Saved entries:

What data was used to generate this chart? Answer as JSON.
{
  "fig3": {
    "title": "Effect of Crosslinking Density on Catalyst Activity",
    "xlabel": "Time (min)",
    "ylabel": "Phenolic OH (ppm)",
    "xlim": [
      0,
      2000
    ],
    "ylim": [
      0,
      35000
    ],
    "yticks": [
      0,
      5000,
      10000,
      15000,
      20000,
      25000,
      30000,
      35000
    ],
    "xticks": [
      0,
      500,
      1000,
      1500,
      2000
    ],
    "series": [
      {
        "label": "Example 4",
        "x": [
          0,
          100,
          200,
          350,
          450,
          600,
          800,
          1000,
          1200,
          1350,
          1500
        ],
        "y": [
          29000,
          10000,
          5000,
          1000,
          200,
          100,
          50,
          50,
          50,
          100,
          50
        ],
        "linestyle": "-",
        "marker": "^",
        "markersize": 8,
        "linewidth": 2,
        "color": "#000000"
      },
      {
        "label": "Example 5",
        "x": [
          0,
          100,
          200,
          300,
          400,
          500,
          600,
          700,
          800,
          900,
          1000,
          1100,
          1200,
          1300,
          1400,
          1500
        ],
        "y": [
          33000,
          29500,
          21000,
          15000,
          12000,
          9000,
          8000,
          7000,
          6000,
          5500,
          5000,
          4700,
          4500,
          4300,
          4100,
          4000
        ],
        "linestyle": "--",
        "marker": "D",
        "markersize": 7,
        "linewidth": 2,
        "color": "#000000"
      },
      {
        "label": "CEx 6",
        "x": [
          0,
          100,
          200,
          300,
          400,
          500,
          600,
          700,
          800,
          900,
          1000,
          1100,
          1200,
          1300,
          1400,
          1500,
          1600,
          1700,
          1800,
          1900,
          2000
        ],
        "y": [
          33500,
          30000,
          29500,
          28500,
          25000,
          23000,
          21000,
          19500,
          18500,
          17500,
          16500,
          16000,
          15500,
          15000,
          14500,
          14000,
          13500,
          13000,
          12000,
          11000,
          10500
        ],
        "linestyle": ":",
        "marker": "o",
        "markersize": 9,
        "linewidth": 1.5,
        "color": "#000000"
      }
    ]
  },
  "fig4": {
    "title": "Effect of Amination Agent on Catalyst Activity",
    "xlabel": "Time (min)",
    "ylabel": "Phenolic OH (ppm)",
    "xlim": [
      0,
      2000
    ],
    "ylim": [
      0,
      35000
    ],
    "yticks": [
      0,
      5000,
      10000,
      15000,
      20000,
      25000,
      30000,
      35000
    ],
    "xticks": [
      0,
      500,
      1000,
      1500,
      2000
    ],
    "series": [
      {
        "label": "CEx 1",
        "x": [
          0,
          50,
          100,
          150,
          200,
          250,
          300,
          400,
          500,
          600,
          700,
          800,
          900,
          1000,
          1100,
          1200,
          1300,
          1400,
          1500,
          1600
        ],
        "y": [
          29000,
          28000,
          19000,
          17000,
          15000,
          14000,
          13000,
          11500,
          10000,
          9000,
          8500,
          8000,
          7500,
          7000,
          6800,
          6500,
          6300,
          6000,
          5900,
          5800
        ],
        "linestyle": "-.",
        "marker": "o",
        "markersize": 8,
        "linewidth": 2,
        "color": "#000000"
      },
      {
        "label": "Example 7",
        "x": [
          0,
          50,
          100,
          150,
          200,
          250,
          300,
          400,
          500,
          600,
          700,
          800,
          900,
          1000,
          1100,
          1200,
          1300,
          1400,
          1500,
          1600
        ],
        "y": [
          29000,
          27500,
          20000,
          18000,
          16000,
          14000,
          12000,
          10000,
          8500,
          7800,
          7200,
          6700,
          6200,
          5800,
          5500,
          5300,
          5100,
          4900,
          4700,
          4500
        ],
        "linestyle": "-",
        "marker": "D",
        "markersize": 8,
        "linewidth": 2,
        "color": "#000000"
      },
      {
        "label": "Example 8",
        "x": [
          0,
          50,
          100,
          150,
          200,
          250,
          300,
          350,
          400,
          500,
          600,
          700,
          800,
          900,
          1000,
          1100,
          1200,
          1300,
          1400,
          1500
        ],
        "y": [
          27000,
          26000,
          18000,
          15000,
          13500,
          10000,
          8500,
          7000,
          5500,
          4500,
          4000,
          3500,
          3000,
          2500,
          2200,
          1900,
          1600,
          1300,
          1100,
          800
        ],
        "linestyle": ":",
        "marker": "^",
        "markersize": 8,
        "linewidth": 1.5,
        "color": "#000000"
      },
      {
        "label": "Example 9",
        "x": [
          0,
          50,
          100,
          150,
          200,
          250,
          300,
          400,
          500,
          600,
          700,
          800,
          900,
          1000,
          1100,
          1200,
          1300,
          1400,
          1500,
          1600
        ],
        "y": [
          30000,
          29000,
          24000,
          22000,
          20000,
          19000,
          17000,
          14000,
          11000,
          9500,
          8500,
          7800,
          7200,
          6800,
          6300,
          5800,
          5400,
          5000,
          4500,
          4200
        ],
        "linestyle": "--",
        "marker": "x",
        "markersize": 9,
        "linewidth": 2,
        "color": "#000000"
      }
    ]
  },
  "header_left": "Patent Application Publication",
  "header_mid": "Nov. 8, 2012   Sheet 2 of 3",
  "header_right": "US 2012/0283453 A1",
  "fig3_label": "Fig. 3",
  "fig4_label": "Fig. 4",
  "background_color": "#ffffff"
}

==

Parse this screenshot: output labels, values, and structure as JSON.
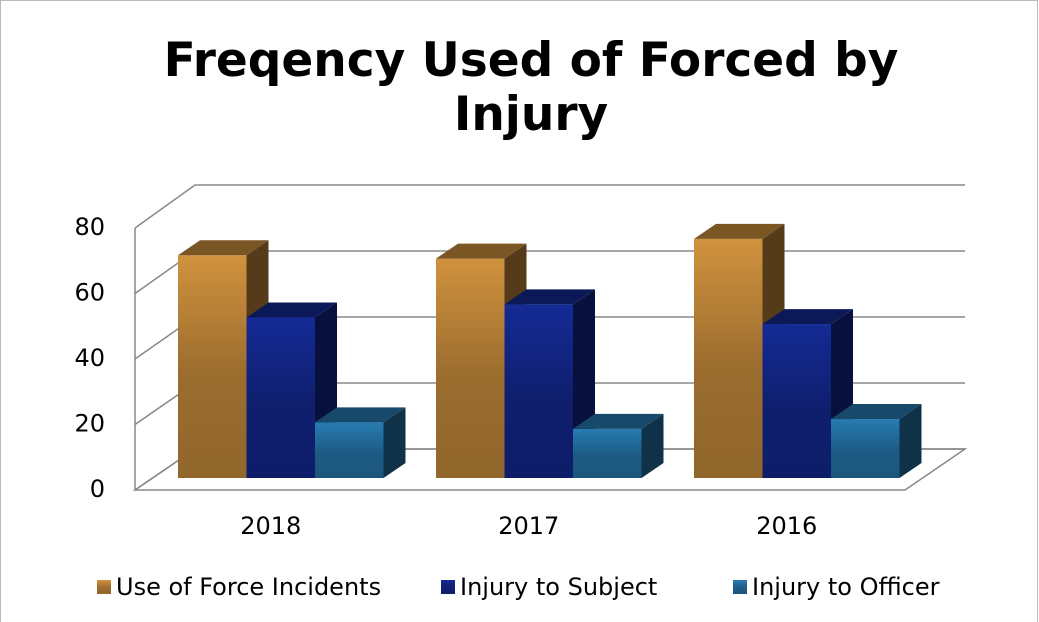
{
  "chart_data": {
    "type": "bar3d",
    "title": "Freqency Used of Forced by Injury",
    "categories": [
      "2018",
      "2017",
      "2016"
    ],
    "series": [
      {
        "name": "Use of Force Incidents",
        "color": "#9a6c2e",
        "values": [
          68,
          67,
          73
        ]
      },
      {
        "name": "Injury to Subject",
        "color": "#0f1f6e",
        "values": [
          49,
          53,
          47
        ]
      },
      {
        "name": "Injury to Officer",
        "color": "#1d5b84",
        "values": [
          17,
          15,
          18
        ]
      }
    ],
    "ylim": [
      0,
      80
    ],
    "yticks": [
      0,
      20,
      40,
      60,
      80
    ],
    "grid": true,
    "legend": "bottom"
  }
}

...

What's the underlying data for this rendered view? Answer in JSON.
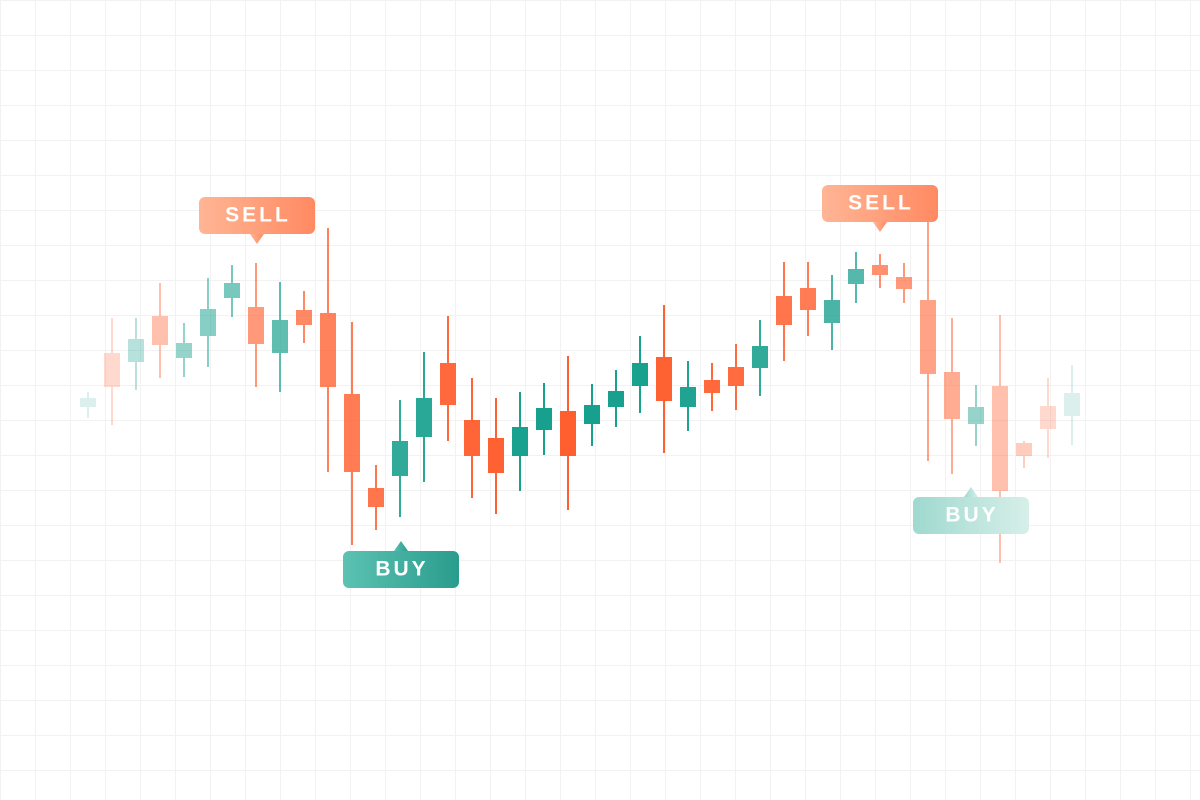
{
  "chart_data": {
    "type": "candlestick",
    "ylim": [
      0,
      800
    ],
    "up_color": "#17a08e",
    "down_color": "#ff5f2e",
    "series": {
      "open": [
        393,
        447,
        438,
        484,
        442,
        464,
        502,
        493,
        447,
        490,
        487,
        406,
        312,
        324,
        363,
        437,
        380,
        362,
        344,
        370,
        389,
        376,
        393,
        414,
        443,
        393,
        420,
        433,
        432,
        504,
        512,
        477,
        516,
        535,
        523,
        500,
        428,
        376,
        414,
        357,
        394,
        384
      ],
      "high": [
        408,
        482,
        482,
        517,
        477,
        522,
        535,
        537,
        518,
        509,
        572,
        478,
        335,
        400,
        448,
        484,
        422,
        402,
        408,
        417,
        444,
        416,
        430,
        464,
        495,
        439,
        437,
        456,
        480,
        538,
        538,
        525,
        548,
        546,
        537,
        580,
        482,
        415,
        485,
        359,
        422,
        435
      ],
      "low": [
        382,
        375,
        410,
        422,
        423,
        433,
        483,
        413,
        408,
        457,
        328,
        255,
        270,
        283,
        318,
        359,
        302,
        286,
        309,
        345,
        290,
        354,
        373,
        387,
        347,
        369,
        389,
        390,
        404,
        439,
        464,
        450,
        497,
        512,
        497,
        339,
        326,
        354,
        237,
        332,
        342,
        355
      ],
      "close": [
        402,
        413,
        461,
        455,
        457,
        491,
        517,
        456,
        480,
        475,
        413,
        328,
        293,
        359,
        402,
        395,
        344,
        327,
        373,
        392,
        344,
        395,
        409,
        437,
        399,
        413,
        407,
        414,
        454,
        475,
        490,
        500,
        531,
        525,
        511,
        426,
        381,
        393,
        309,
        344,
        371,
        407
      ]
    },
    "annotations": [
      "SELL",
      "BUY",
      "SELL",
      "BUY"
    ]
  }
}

* Given request
Tally up the lines in the records containing the word "What", then give the count and nothing else.

* Written solution
2